[RECORDS TO USE]

- - -

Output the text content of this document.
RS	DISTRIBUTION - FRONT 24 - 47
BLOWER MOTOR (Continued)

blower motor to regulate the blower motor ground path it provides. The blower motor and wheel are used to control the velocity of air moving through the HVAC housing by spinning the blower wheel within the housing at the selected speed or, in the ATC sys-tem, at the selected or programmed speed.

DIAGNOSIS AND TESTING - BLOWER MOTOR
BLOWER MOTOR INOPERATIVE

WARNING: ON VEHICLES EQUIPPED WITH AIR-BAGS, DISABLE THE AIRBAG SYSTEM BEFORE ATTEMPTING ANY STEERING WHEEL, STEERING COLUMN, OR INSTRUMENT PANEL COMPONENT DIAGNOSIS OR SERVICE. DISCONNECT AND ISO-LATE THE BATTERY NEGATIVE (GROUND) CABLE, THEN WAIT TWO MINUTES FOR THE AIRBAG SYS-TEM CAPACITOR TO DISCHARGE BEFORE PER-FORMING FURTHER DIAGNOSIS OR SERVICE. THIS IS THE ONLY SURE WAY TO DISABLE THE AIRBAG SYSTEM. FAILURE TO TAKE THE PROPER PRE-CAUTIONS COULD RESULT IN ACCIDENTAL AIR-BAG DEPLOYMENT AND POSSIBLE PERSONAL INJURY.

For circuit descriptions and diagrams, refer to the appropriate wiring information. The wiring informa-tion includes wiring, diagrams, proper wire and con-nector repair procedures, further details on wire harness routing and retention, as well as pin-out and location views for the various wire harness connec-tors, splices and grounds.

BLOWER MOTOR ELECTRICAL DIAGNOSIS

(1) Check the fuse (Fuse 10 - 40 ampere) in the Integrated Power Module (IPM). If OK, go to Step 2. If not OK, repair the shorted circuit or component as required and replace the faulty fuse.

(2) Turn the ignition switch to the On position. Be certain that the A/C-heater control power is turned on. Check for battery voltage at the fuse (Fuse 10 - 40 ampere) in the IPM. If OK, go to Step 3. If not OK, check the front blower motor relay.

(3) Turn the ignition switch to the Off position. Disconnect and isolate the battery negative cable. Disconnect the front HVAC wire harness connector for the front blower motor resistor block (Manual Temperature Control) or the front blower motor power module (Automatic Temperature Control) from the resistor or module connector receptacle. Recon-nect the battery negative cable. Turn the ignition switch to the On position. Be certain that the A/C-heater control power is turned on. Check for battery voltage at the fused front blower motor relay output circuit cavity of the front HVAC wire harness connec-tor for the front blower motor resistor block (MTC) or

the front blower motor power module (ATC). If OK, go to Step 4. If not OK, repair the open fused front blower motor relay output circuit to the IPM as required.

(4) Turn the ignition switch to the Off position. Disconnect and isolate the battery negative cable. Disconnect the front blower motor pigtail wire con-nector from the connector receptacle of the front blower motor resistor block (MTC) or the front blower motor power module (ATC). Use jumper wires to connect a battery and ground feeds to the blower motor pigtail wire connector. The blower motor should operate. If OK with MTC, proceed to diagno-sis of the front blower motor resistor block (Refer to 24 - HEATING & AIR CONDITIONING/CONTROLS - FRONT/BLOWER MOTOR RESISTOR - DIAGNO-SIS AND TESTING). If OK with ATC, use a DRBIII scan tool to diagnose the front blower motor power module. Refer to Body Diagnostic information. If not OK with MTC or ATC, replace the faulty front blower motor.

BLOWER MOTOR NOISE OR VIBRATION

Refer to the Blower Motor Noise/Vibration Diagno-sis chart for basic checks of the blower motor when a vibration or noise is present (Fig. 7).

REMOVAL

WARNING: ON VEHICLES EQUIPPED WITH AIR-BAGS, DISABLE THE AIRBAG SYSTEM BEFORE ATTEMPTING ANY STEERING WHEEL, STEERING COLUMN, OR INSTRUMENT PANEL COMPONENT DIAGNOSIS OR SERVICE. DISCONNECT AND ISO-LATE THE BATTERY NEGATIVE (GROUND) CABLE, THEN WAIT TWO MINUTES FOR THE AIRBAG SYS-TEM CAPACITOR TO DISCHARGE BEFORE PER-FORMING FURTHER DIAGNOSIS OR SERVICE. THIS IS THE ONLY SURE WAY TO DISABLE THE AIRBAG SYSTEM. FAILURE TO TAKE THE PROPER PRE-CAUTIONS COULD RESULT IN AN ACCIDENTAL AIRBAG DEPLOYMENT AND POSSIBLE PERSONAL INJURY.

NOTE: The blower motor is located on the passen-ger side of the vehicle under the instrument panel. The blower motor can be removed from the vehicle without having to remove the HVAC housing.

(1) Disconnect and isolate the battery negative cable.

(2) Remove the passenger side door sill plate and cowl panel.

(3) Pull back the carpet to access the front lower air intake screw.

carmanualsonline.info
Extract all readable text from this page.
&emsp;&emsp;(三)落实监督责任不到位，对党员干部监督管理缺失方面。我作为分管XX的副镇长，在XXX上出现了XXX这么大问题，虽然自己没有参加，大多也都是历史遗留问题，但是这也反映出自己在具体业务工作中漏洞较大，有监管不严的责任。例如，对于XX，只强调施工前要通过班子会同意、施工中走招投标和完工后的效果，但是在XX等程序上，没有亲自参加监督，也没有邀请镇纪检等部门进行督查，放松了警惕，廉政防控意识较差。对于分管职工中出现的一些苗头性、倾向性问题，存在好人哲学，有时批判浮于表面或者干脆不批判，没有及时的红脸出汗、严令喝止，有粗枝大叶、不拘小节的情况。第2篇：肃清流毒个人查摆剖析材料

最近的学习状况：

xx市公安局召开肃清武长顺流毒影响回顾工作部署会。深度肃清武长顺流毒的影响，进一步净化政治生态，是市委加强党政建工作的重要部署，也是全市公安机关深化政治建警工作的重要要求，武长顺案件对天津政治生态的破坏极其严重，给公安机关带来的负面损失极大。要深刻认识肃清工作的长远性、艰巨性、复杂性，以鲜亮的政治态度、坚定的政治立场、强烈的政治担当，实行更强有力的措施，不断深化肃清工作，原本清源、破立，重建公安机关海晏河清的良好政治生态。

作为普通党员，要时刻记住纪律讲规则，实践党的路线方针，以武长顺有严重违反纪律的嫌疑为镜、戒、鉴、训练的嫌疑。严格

- - -

[EXERCISE DIRECTIONS] Figure out how many lines above include the string "harness", then report that number and nothing else.

[SOLUTION] 2